**What you should do**
Switch every "Multi-colour" in these rows to "Multicolor", leaving everything else unchanged, and write the rows out again without the pictures.

[Element location listings]
————
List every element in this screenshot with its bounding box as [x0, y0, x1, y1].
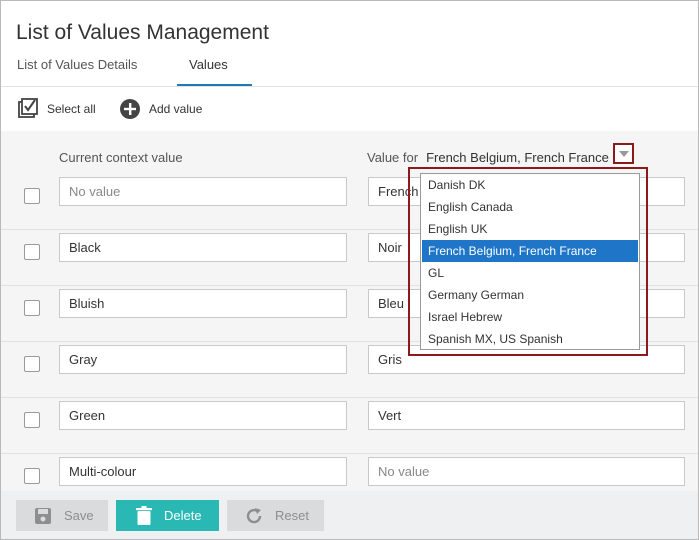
value-for-label: Value for [367, 150, 419, 165]
delete-label: Delete [164, 508, 202, 523]
row-checkbox[interactable] [24, 244, 40, 260]
translated-value-input[interactable]: No value [368, 457, 685, 486]
current-value-input[interactable]: Gray [59, 345, 347, 374]
table-row: Green Vert [1, 398, 698, 454]
current-value-input[interactable]: No value [59, 177, 347, 206]
lov-management-panel: List of Values Management List of Values… [0, 0, 699, 540]
value-for-selected-language[interactable]: French Belgium, French France [426, 150, 609, 165]
delete-button[interactable]: Delete [116, 500, 219, 531]
dropdown-option[interactable]: Spanish MX, US Spanish [422, 328, 638, 350]
current-value-input[interactable]: Black [59, 233, 347, 262]
save-label: Save [64, 508, 94, 523]
dropdown-option[interactable]: English Canada [422, 196, 638, 218]
checkbox-check-icon [18, 98, 38, 118]
reset-label: Reset [275, 508, 309, 523]
trash-icon [136, 506, 152, 525]
row-checkbox[interactable] [24, 468, 40, 484]
select-all-button[interactable]: Select all [17, 97, 96, 121]
dropdown-option[interactable]: Israel Hebrew [422, 306, 638, 328]
save-button[interactable]: Save [16, 500, 108, 531]
row-checkbox[interactable] [24, 188, 40, 204]
select-all-label: Select all [47, 102, 96, 116]
translated-value-input[interactable]: Vert [368, 401, 685, 430]
tab-list-of-values-details[interactable]: List of Values Details [17, 57, 137, 72]
row-checkbox[interactable] [24, 412, 40, 428]
row-checkbox[interactable] [24, 356, 40, 372]
refresh-icon [246, 507, 262, 523]
reset-button[interactable]: Reset [227, 500, 324, 531]
language-dropdown-list: Danish DK English Canada English UK Fren… [420, 173, 640, 350]
add-value-label: Add value [149, 102, 203, 116]
current-value-input[interactable]: Multi-colour [59, 457, 347, 486]
page-title: List of Values Management [16, 21, 269, 44]
language-dropdown-toggle[interactable] [613, 143, 634, 164]
table-row: Multi-colour No value [1, 454, 698, 491]
row-checkbox[interactable] [24, 300, 40, 316]
plus-circle-icon [120, 99, 140, 119]
current-value-input[interactable]: Bluish [59, 289, 347, 318]
tab-divider [1, 86, 698, 87]
dropdown-option[interactable]: English UK [422, 218, 638, 240]
tab-values[interactable]: Values [189, 57, 228, 72]
toolbar: Select all Add value [1, 89, 698, 131]
add-value-button[interactable]: Add value [119, 97, 202, 121]
floppy-disk-icon [35, 507, 51, 524]
column-header-value-for: Value for French Belgium, French France [367, 150, 609, 165]
footer-action-bar: Save Delete Reset [1, 491, 698, 539]
dropdown-option[interactable]: Germany German [422, 284, 638, 306]
column-header-current-context: Current context value [59, 150, 183, 165]
current-value-input[interactable]: Green [59, 401, 347, 430]
dropdown-option[interactable]: Danish DK [422, 174, 638, 196]
dropdown-option[interactable]: GL [422, 262, 638, 284]
dropdown-option-selected[interactable]: French Belgium, French France [422, 240, 638, 262]
tab-bar: List of Values Details Values [1, 55, 698, 87]
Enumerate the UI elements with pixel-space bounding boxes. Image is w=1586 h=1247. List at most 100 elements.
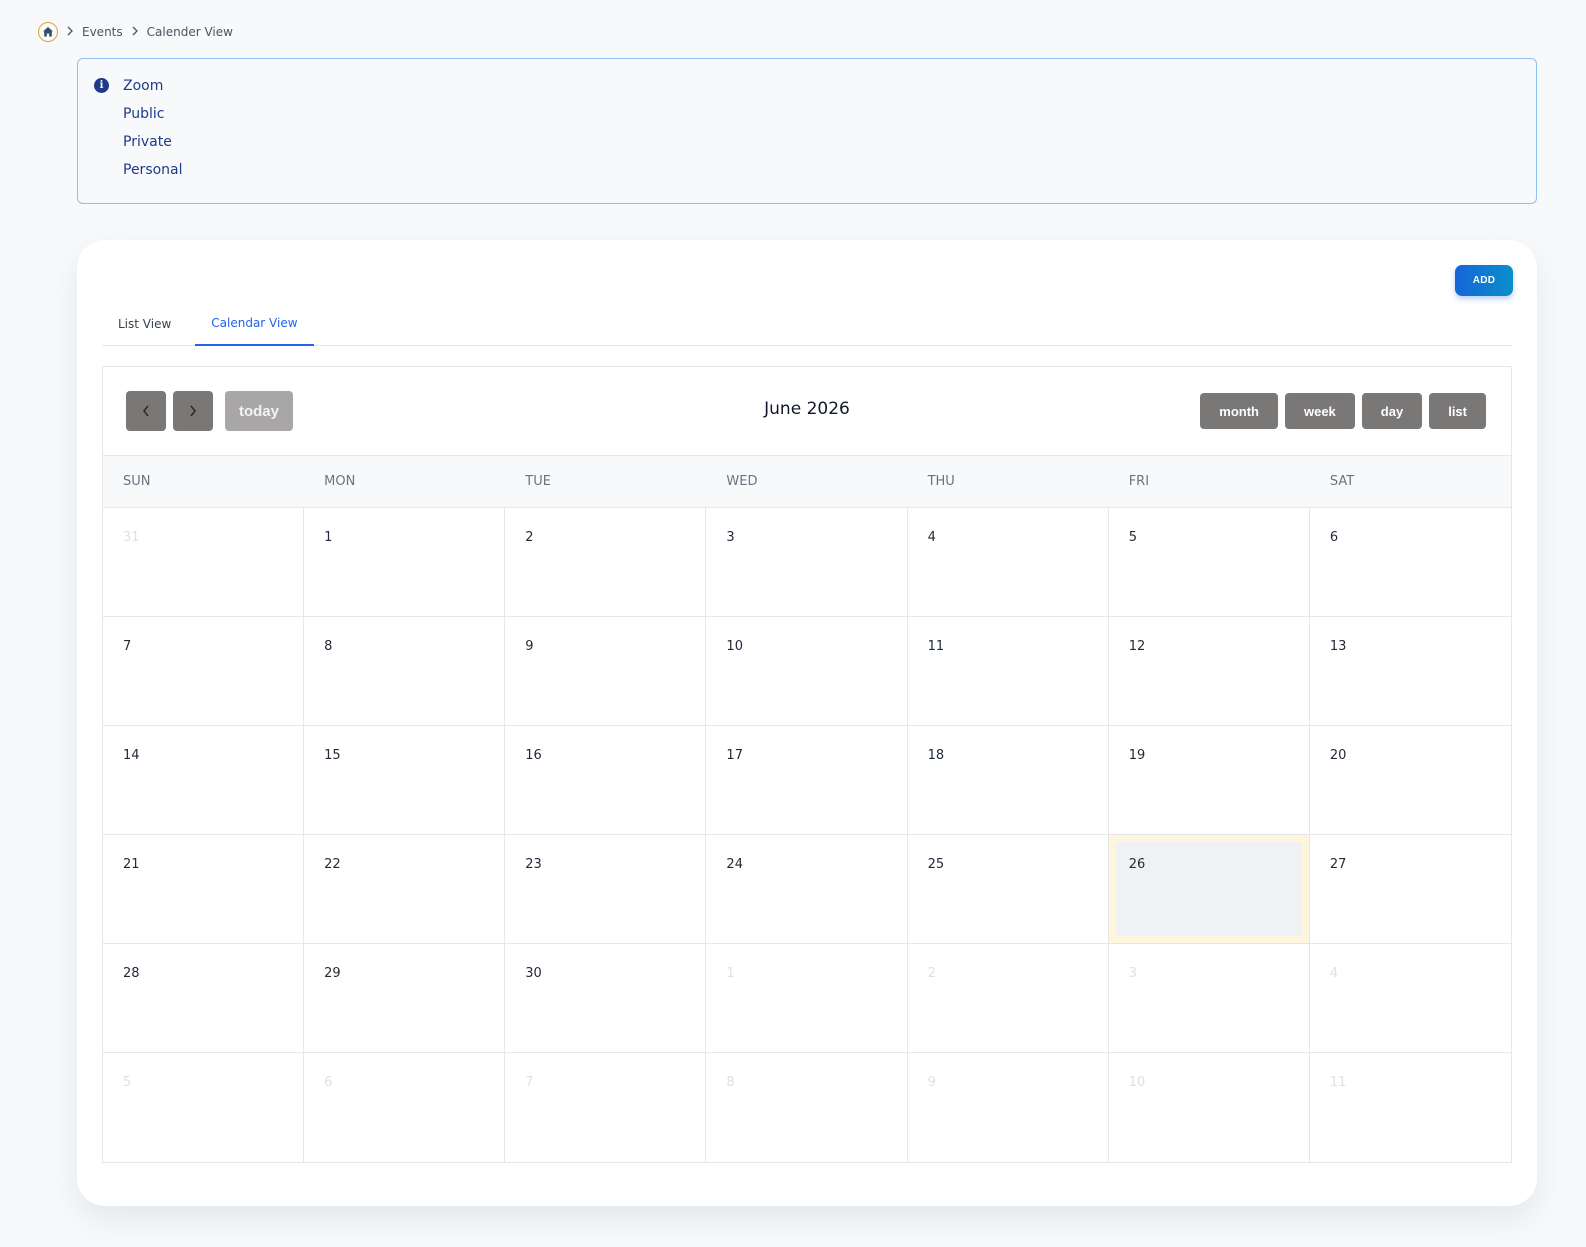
————
**Written answer**
List every element in this screenshot with its bounding box as [x0, y0, x1, y1].
value-for-label: Value for [367, 150, 419, 165]
delete-label: Delete [164, 508, 202, 523]
row-checkbox[interactable] [24, 244, 40, 260]
translated-value-input[interactable]: No value [368, 457, 685, 486]
current-value-input[interactable]: Gray [59, 345, 347, 374]
table-row: Green Vert [1, 398, 698, 454]
current-value-input[interactable]: No value [59, 177, 347, 206]
lov-management-panel: List of Values Management List of Values… [0, 0, 699, 540]
value-for-selected-language[interactable]: French Belgium, French France [426, 150, 609, 165]
delete-button[interactable]: Delete [116, 500, 219, 531]
dropdown-option[interactable]: Spanish MX, US Spanish [422, 328, 638, 350]
current-value-input[interactable]: Black [59, 233, 347, 262]
save-label: Save [64, 508, 94, 523]
dropdown-option[interactable]: English Canada [422, 196, 638, 218]
checkbox-check-icon [18, 98, 38, 118]
reset-label: Reset [275, 508, 309, 523]
trash-icon [136, 506, 152, 525]
row-checkbox[interactable] [24, 468, 40, 484]
select-all-button[interactable]: Select all [17, 97, 96, 121]
dropdown-option[interactable]: Israel Hebrew [422, 306, 638, 328]
save-button[interactable]: Save [16, 500, 108, 531]
row-checkbox[interactable] [24, 188, 40, 204]
select-all-label: Select all [47, 102, 96, 116]
translated-value-input[interactable]: Vert [368, 401, 685, 430]
tab-list-of-values-details[interactable]: List of Values Details [17, 57, 137, 72]
row-checkbox[interactable] [24, 412, 40, 428]
row-checkbox[interactable] [24, 356, 40, 372]
refresh-icon [246, 507, 262, 523]
reset-button[interactable]: Reset [227, 500, 324, 531]
language-dropdown-list: Danish DK English Canada English UK Fren… [420, 173, 640, 350]
add-value-label: Add value [149, 102, 203, 116]
current-value-input[interactable]: Multicolor [59, 457, 347, 486]
page-title: List of Values Management [16, 21, 269, 44]
language-dropdown-toggle[interactable] [613, 143, 634, 164]
table-row: Multicolor No value [1, 454, 698, 491]
row-checkbox[interactable] [24, 300, 40, 316]
plus-circle-icon [120, 99, 140, 119]
current-value-input[interactable]: Bluish [59, 289, 347, 318]
tab-divider [1, 86, 698, 87]
dropdown-option[interactable]: English UK [422, 218, 638, 240]
tab-values[interactable]: Values [189, 57, 228, 72]
toolbar: Select all Add value [1, 89, 698, 131]
add-value-button[interactable]: Add value [119, 97, 202, 121]
floppy-disk-icon [35, 507, 51, 524]
column-header-value-for: Value for French Belgium, French France [367, 150, 609, 165]
footer-action-bar: Save Delete Reset [1, 491, 698, 539]
dropdown-option[interactable]: Germany German [422, 284, 638, 306]
column-header-current-context: Current context value [59, 150, 183, 165]
current-value-input[interactable]: Green [59, 401, 347, 430]
dropdown-option[interactable]: Danish DK [422, 174, 638, 196]
dropdown-option[interactable]: GL [422, 262, 638, 284]
dropdown-option-selected[interactable]: French Belgium, French France [422, 240, 638, 262]
tab-bar: List of Values Details Values [1, 55, 698, 87]
Enumerate the UI elements with pixel-space bounding boxes. Image is w=1586 h=1247. List at most 100 elements.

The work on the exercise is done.